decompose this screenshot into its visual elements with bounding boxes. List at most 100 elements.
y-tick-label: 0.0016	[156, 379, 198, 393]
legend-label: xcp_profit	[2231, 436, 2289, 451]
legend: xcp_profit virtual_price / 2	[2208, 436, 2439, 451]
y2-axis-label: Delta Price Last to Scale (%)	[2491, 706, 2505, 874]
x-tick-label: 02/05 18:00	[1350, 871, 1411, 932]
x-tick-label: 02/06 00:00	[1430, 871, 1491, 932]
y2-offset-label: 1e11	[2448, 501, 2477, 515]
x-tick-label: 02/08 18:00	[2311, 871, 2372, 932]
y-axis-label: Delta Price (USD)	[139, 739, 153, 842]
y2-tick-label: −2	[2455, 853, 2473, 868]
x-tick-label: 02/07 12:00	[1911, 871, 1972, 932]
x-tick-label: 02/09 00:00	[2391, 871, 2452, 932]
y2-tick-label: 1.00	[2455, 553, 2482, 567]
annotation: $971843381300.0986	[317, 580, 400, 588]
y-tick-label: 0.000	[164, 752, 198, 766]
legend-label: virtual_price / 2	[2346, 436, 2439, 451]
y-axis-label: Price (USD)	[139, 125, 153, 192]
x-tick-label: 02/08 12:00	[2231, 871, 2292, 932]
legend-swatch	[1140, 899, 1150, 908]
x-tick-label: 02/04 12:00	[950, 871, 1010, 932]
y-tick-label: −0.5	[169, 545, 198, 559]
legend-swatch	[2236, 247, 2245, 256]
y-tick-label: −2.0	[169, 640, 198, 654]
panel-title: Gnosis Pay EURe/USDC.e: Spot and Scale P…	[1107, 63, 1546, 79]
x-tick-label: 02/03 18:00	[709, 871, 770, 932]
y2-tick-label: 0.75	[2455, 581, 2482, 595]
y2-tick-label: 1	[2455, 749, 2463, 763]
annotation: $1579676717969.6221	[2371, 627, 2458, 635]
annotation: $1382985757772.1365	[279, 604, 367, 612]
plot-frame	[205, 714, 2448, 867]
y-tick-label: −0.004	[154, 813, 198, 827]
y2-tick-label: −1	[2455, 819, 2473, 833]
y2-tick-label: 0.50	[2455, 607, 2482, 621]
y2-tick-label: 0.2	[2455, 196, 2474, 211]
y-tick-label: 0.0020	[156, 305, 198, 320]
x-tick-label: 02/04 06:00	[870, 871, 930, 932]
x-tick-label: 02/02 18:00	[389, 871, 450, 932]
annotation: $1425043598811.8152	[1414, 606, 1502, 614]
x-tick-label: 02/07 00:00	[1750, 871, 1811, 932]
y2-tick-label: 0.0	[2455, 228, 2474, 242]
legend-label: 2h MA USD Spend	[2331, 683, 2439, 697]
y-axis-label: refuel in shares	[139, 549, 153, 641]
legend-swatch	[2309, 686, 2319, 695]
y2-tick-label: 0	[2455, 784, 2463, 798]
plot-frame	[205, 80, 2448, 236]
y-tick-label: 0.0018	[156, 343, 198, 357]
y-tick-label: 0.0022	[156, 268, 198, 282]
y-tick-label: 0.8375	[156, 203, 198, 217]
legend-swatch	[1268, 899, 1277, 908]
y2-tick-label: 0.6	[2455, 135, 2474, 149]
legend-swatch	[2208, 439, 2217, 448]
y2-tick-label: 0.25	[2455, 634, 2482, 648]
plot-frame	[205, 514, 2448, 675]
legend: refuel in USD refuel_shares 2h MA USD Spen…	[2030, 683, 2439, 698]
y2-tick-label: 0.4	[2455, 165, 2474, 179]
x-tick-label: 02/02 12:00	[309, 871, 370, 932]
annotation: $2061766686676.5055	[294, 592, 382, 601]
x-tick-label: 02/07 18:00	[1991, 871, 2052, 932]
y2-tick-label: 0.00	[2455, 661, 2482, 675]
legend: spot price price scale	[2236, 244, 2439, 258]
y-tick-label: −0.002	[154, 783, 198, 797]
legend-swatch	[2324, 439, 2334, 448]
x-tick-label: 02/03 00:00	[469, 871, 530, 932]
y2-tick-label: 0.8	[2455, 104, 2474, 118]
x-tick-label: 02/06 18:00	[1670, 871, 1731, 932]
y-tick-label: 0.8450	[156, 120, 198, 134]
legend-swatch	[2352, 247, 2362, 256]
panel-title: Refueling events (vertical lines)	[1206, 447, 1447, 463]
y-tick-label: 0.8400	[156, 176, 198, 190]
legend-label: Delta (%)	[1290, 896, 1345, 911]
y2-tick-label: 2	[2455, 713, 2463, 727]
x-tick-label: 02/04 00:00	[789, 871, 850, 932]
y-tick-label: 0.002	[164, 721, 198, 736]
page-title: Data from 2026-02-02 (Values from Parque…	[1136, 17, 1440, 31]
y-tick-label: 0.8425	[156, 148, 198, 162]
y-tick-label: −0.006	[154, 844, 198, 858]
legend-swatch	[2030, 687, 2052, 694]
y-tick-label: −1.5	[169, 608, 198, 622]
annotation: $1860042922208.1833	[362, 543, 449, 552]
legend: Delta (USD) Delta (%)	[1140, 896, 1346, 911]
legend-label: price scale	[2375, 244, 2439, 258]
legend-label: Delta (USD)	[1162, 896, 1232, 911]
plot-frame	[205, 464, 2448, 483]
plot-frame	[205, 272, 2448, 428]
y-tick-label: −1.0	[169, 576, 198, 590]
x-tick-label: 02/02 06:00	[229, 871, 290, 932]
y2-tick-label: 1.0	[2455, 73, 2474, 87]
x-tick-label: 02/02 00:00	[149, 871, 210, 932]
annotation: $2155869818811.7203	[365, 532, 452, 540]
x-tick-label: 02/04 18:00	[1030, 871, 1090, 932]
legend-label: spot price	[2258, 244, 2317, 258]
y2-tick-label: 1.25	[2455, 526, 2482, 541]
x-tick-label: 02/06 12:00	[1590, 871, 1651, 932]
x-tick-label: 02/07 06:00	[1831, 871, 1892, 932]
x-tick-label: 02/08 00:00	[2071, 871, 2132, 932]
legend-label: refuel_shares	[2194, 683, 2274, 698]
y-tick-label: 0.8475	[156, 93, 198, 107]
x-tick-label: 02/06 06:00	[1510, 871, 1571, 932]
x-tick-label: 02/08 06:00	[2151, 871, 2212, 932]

———

_Aim of the exercise_
Rewrite the data above, replacing "x-tick-label" with "x-axis-tick" everywhere and leaving the rest unchanged.

_Task answer_
decompose this screenshot into its visual elements with bounding boxes. List at most 100 elements.
y-tick-label: 0.0016	[156, 379, 198, 393]
legend-label: xcp_profit	[2231, 436, 2289, 451]
legend: xcp_profit virtual_price / 2	[2208, 436, 2439, 451]
y2-axis-label: Delta Price Last to Scale (%)	[2491, 706, 2505, 874]
x-axis-tick: 02/05 18:00	[1350, 871, 1411, 932]
x-axis-tick: 02/06 00:00	[1430, 871, 1491, 932]
y2-offset-label: 1e11	[2448, 501, 2477, 515]
x-axis-tick: 02/08 18:00	[2311, 871, 2372, 932]
y-axis-label: Delta Price (USD)	[139, 739, 153, 842]
y2-tick-label: −2	[2455, 853, 2473, 868]
x-axis-tick: 02/07 12:00	[1911, 871, 1972, 932]
x-axis-tick: 02/09 00:00	[2391, 871, 2452, 932]
y2-tick-label: 1.00	[2455, 553, 2482, 567]
annotation: $971843381300.0986	[317, 580, 400, 588]
y-tick-label: 0.000	[164, 752, 198, 766]
legend-label: virtual_price / 2	[2346, 436, 2439, 451]
y-axis-label: Price (USD)	[139, 125, 153, 192]
x-axis-tick: 02/08 12:00	[2231, 871, 2292, 932]
legend-swatch	[1140, 899, 1150, 908]
x-axis-tick: 02/04 12:00	[950, 871, 1010, 932]
y-tick-label: −0.5	[169, 545, 198, 559]
legend-swatch	[2236, 247, 2245, 256]
y-tick-label: −2.0	[169, 640, 198, 654]
panel-title: Gnosis Pay EURe/USDC.e: Spot and Scale P…	[1107, 63, 1546, 79]
x-axis-tick: 02/03 18:00	[709, 871, 770, 932]
y2-tick-label: 0.75	[2455, 581, 2482, 595]
y2-tick-label: 1	[2455, 749, 2463, 763]
annotation: $1579676717969.6221	[2371, 627, 2458, 635]
annotation: $1382985757772.1365	[279, 604, 367, 612]
plot-frame	[205, 714, 2448, 867]
y-tick-label: −0.004	[154, 813, 198, 827]
y2-tick-label: −1	[2455, 819, 2473, 833]
y2-tick-label: 0.50	[2455, 607, 2482, 621]
y2-tick-label: 0.2	[2455, 196, 2474, 211]
y-tick-label: 0.0020	[156, 305, 198, 320]
x-axis-tick: 02/04 06:00	[870, 871, 930, 932]
x-axis-tick: 02/02 18:00	[389, 871, 450, 932]
annotation: $1425043598811.8152	[1414, 606, 1502, 614]
x-axis-tick: 02/07 00:00	[1750, 871, 1811, 932]
y2-tick-label: 0.0	[2455, 228, 2474, 242]
legend-label: 2h MA USD Spend	[2331, 683, 2439, 697]
y-axis-label: refuel in shares	[139, 549, 153, 641]
legend-swatch	[2309, 686, 2319, 695]
y2-tick-label: 0	[2455, 784, 2463, 798]
plot-frame	[205, 80, 2448, 236]
y-tick-label: 0.0018	[156, 343, 198, 357]
y-tick-label: 0.0022	[156, 268, 198, 282]
y-tick-label: 0.8375	[156, 203, 198, 217]
legend-swatch	[1268, 899, 1277, 908]
y2-tick-label: 0.6	[2455, 135, 2474, 149]
legend-swatch	[2208, 439, 2217, 448]
y2-tick-label: 0.25	[2455, 634, 2482, 648]
plot-frame	[205, 514, 2448, 675]
legend: refuel in USD refuel_shares 2h MA USD Spen…	[2030, 683, 2439, 698]
y2-tick-label: 0.4	[2455, 165, 2474, 179]
x-axis-tick: 02/02 12:00	[309, 871, 370, 932]
annotation: $2061766686676.5055	[294, 592, 382, 601]
x-axis-tick: 02/07 18:00	[1991, 871, 2052, 932]
y2-tick-label: 0.00	[2455, 661, 2482, 675]
legend: spot price price scale	[2236, 244, 2439, 258]
y-tick-label: −0.002	[154, 783, 198, 797]
legend-swatch	[2324, 439, 2334, 448]
x-axis-tick: 02/03 00:00	[469, 871, 530, 932]
y2-tick-label: 0.8	[2455, 104, 2474, 118]
x-axis-tick: 02/06 18:00	[1670, 871, 1731, 932]
y-tick-label: 0.8450	[156, 120, 198, 134]
legend-swatch	[2352, 247, 2362, 256]
panel-title: Refueling events (vertical lines)	[1206, 447, 1447, 463]
y-tick-label: 0.8400	[156, 176, 198, 190]
legend-label: Delta (%)	[1290, 896, 1345, 911]
y2-tick-label: 2	[2455, 713, 2463, 727]
x-axis-tick: 02/04 00:00	[789, 871, 850, 932]
y-tick-label: 0.002	[164, 721, 198, 736]
page-title: Data from 2026-02-02 (Values from Parque…	[1136, 17, 1440, 31]
y-tick-label: 0.8425	[156, 148, 198, 162]
y-tick-label: −0.006	[154, 844, 198, 858]
legend-swatch	[2030, 687, 2052, 694]
y-tick-label: −1.5	[169, 608, 198, 622]
annotation: $1860042922208.1833	[362, 543, 449, 552]
legend: Delta (USD) Delta (%)	[1140, 896, 1346, 911]
legend-label: price scale	[2375, 244, 2439, 258]
legend-label: Delta (USD)	[1162, 896, 1232, 911]
plot-frame	[205, 464, 2448, 483]
plot-frame	[205, 272, 2448, 428]
y-tick-label: −1.0	[169, 576, 198, 590]
x-axis-tick: 02/02 06:00	[229, 871, 290, 932]
y2-tick-label: 1.0	[2455, 73, 2474, 87]
x-axis-tick: 02/02 00:00	[149, 871, 210, 932]
annotation: $2155869818811.7203	[365, 532, 452, 540]
x-axis-tick: 02/04 18:00	[1030, 871, 1090, 932]
legend-label: spot price	[2258, 244, 2317, 258]
y2-tick-label: 1.25	[2455, 526, 2482, 541]
x-axis-tick: 02/06 12:00	[1590, 871, 1651, 932]
x-axis-tick: 02/07 06:00	[1831, 871, 1892, 932]
x-axis-tick: 02/08 00:00	[2071, 871, 2132, 932]
legend-label: refuel_shares	[2194, 683, 2274, 698]
y-tick-label: 0.8475	[156, 93, 198, 107]
x-axis-tick: 02/06 06:00	[1510, 871, 1571, 932]
x-axis-tick: 02/08 06:00	[2151, 871, 2212, 932]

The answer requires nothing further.